§ **TASK PROMPT**:
Quote each line of the material verbatim, without the pictures.

§ **PROVIDED MATERIAL**:
------------------------------

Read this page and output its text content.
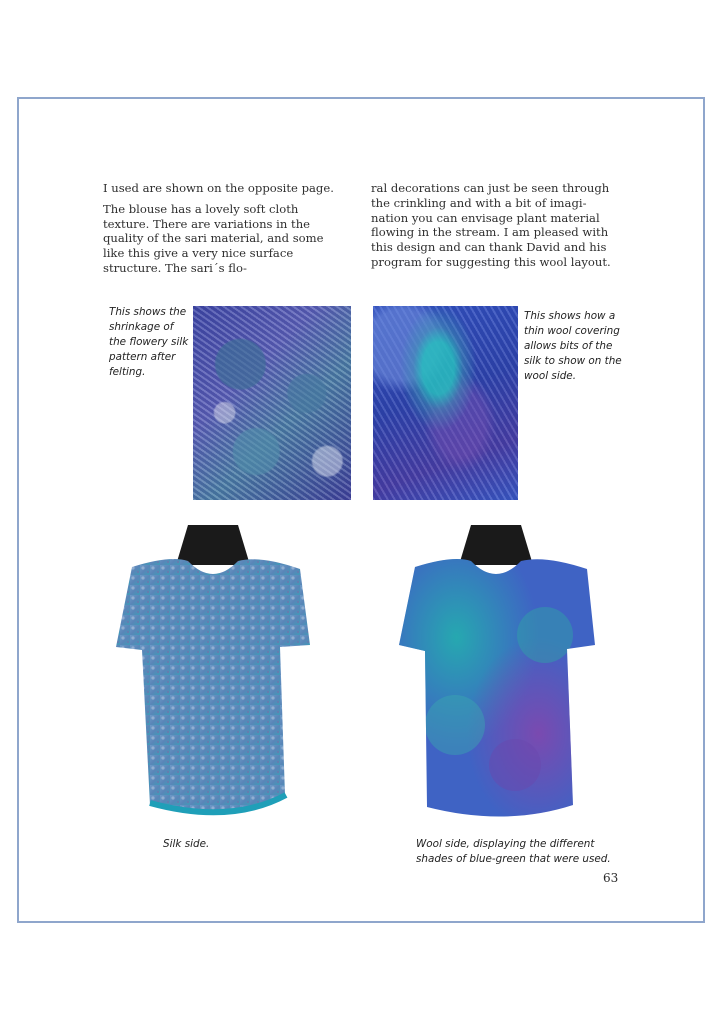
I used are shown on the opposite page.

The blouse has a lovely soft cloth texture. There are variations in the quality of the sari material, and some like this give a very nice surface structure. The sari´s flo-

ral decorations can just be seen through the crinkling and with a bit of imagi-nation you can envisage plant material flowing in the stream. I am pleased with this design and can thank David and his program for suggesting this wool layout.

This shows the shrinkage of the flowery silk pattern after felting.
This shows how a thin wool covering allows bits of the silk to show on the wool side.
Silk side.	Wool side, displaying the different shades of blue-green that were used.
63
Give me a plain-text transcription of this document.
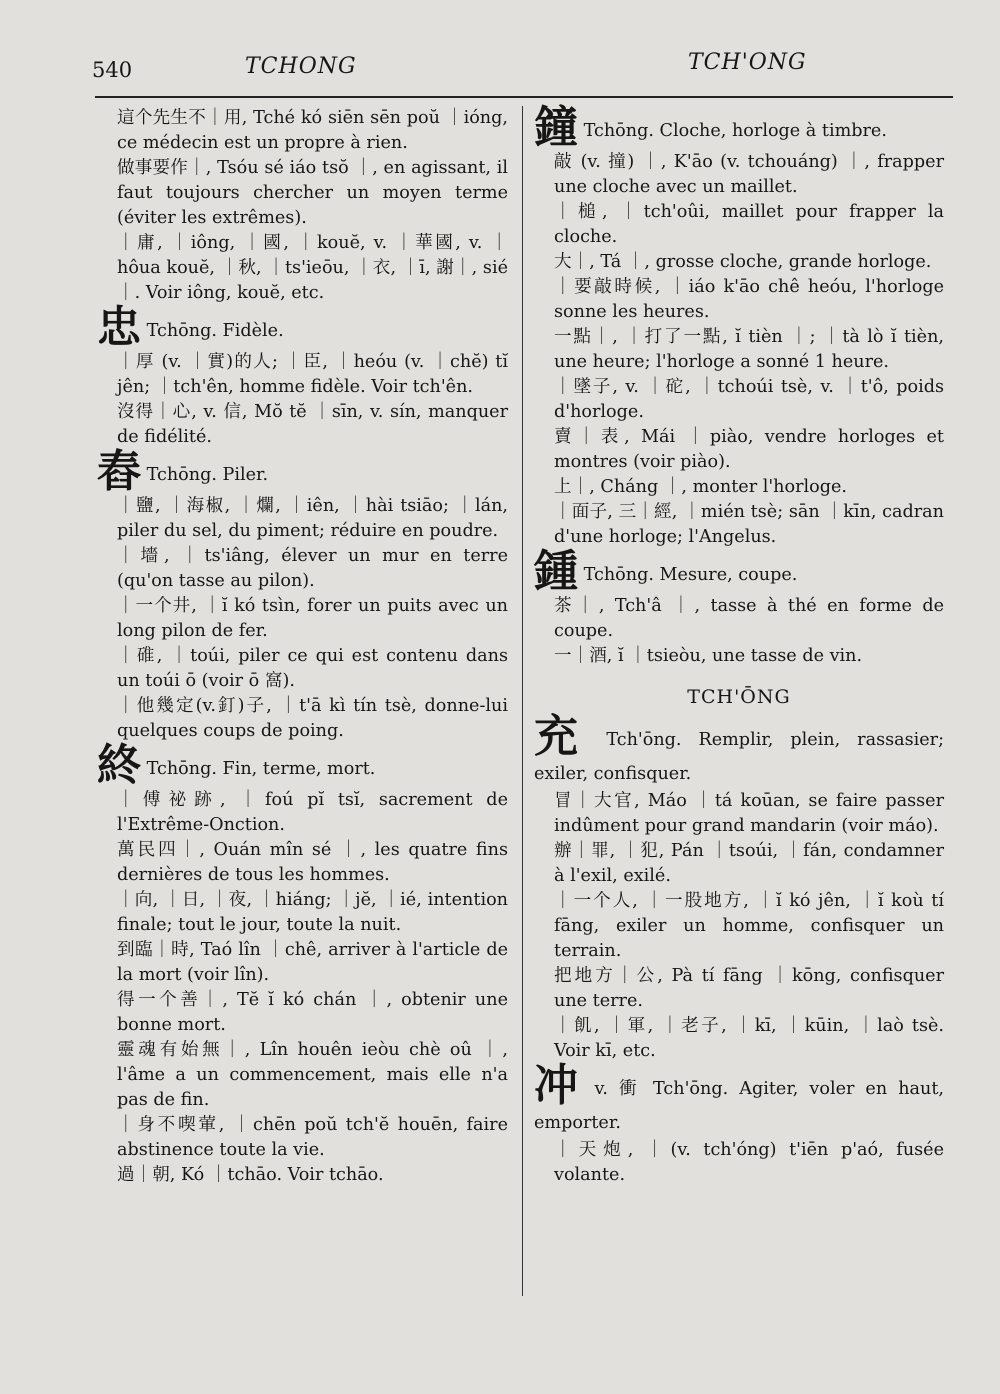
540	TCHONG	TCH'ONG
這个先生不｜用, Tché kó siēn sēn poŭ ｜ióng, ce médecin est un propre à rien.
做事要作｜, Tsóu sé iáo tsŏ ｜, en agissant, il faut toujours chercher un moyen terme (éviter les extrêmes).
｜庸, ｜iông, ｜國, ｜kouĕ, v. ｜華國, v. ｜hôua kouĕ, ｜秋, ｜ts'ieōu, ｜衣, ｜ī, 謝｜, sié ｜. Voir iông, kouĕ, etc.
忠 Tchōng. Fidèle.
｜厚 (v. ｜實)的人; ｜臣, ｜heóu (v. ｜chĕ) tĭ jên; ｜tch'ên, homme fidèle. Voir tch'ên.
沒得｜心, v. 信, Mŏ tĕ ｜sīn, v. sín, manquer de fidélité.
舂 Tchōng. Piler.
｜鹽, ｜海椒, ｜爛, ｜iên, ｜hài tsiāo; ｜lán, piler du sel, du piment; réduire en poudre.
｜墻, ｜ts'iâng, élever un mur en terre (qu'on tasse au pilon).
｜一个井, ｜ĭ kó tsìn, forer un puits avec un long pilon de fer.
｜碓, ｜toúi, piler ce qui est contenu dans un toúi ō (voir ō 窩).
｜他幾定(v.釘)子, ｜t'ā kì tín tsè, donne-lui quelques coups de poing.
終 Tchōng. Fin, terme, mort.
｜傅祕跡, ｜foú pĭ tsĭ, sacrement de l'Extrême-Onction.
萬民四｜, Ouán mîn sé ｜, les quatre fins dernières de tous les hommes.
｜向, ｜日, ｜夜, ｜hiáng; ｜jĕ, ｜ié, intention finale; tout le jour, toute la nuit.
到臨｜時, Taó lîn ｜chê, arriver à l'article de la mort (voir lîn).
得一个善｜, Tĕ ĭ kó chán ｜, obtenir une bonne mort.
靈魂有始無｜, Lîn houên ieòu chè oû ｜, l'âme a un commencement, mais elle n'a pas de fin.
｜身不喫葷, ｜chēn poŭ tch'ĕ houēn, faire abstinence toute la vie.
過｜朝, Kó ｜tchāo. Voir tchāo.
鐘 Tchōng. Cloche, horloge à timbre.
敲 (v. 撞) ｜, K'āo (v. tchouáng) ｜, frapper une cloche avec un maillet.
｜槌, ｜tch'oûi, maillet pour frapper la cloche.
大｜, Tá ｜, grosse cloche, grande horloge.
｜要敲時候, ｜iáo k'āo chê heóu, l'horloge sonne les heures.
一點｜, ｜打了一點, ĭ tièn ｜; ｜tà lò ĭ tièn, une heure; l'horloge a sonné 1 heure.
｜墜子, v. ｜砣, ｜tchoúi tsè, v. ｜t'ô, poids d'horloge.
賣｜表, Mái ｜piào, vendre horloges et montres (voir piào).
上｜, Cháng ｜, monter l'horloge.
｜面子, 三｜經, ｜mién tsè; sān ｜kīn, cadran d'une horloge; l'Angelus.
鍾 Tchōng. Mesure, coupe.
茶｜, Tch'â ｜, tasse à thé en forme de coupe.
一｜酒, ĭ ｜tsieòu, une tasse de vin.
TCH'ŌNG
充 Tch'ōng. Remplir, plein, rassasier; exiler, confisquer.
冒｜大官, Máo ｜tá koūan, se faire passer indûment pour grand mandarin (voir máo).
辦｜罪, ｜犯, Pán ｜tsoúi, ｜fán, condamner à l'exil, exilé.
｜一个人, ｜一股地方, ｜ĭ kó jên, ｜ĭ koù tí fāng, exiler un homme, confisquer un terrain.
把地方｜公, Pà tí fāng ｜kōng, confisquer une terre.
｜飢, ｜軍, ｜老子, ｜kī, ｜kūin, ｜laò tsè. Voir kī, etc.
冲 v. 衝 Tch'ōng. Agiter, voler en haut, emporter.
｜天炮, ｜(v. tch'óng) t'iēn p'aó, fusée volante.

------------------------------

§ **TASK RESPONSE**:
Read this page and output its text content.
I used are shown on the opposite page.

The blouse has a lovely soft cloth texture. There are variations in the quality of the sari material, and some like this give a very nice surface structure. The sari´s flo-

ral decorations can just be seen through the crinkling and with a bit of imagi-nation you can envisage plant material flowing in the stream. I am pleased with this design and can thank David and his program for suggesting this wool layout.

This shows the shrinkage of the flowery silk pattern after felting.
This shows how a thin wool covering allows bits of the silk to show on the wool side.
Silk side.	Wool side, displaying the different shades of blue-green that were used.
63
Give me a plain-text transcription of this document.
540	TCHONG	TCH'ONG
這个先生不｜用, Tché kó siēn sēn poŭ ｜ióng, ce médecin est un propre à rien.
做事要作｜, Tsóu sé iáo tsŏ ｜, en agissant, il faut toujours chercher un moyen terme (éviter les extrêmes).
｜庸, ｜iông, ｜國, ｜kouĕ, v. ｜華國, v. ｜hôua kouĕ, ｜秋, ｜ts'ieōu, ｜衣, ｜ī, 謝｜, sié ｜. Voir iông, kouĕ, etc.
忠 Tchōng. Fidèle.
｜厚 (v. ｜實)的人; ｜臣, ｜heóu (v. ｜chĕ) tĭ jên; ｜tch'ên, homme fidèle. Voir tch'ên.
沒得｜心, v. 信, Mŏ tĕ ｜sīn, v. sín, manquer de fidélité.
舂 Tchōng. Piler.
｜鹽, ｜海椒, ｜爛, ｜iên, ｜hài tsiāo; ｜lán, piler du sel, du piment; réduire en poudre.
｜墻, ｜ts'iâng, élever un mur en terre (qu'on tasse au pilon).
｜一个井, ｜ĭ kó tsìn, forer un puits avec un long pilon de fer.
｜碓, ｜toúi, piler ce qui est contenu dans un toúi ō (voir ō 窩).
｜他幾定(v.釘)子, ｜t'ā kì tín tsè, donne-lui quelques coups de poing.
終 Tchōng. Fin, terme, mort.
｜傅祕跡, ｜foú pĭ tsĭ, sacrement de l'Extrême-Onction.
萬民四｜, Ouán mîn sé ｜, les quatre fins dernières de tous les hommes.
｜向, ｜日, ｜夜, ｜hiáng; ｜jĕ, ｜ié, intention finale; tout le jour, toute la nuit.
到臨｜時, Taó lîn ｜chê, arriver à l'article de la mort (voir lîn).
得一个善｜, Tĕ ĭ kó chán ｜, obtenir une bonne mort.
靈魂有始無｜, Lîn houên ieòu chè oû ｜, l'âme a un commencement, mais elle n'a pas de fin.
｜身不喫葷, ｜chēn poŭ tch'ĕ houēn, faire abstinence toute la vie.
過｜朝, Kó ｜tchāo. Voir tchāo.
鐘 Tchōng. Cloche, horloge à timbre.
敲 (v. 撞) ｜, K'āo (v. tchouáng) ｜, frapper une cloche avec un maillet.
｜槌, ｜tch'oûi, maillet pour frapper la cloche.
大｜, Tá ｜, grosse cloche, grande horloge.
｜要敲時候, ｜iáo k'āo chê heóu, l'horloge sonne les heures.
一點｜, ｜打了一點, ĭ tièn ｜; ｜tà lò ĭ tièn, une heure; l'horloge a sonné 1 heure.
｜墜子, v. ｜砣, ｜tchoúi tsè, v. ｜t'ô, poids d'horloge.
賣｜表, Mái ｜piào, vendre horloges et montres (voir piào).
上｜, Cháng ｜, monter l'horloge.
｜面子, 三｜經, ｜mién tsè; sān ｜kīn, cadran d'une horloge; l'Angelus.
鍾 Tchōng. Mesure, coupe.
茶｜, Tch'â ｜, tasse à thé en forme de coupe.
一｜酒, ĭ ｜tsieòu, une tasse de vin.
TCH'ŌNG
充 Tch'ōng. Remplir, plein, rassasier; exiler, confisquer.
冒｜大官, Máo ｜tá koūan, se faire passer indûment pour grand mandarin (voir máo).
辦｜罪, ｜犯, Pán ｜tsoúi, ｜fán, condamner à l'exil, exilé.
｜一个人, ｜一股地方, ｜ĭ kó jên, ｜ĭ koù tí fāng, exiler un homme, confisquer un terrain.
把地方｜公, Pà tí fāng ｜kōng, confisquer une terre.
｜飢, ｜軍, ｜老子, ｜kī, ｜kūin, ｜laò tsè. Voir kī, etc.
冲 v. 衝 Tch'ōng. Agiter, voler en haut, emporter.
｜天炮, ｜(v. tch'óng) t'iēn p'aó, fusée volante.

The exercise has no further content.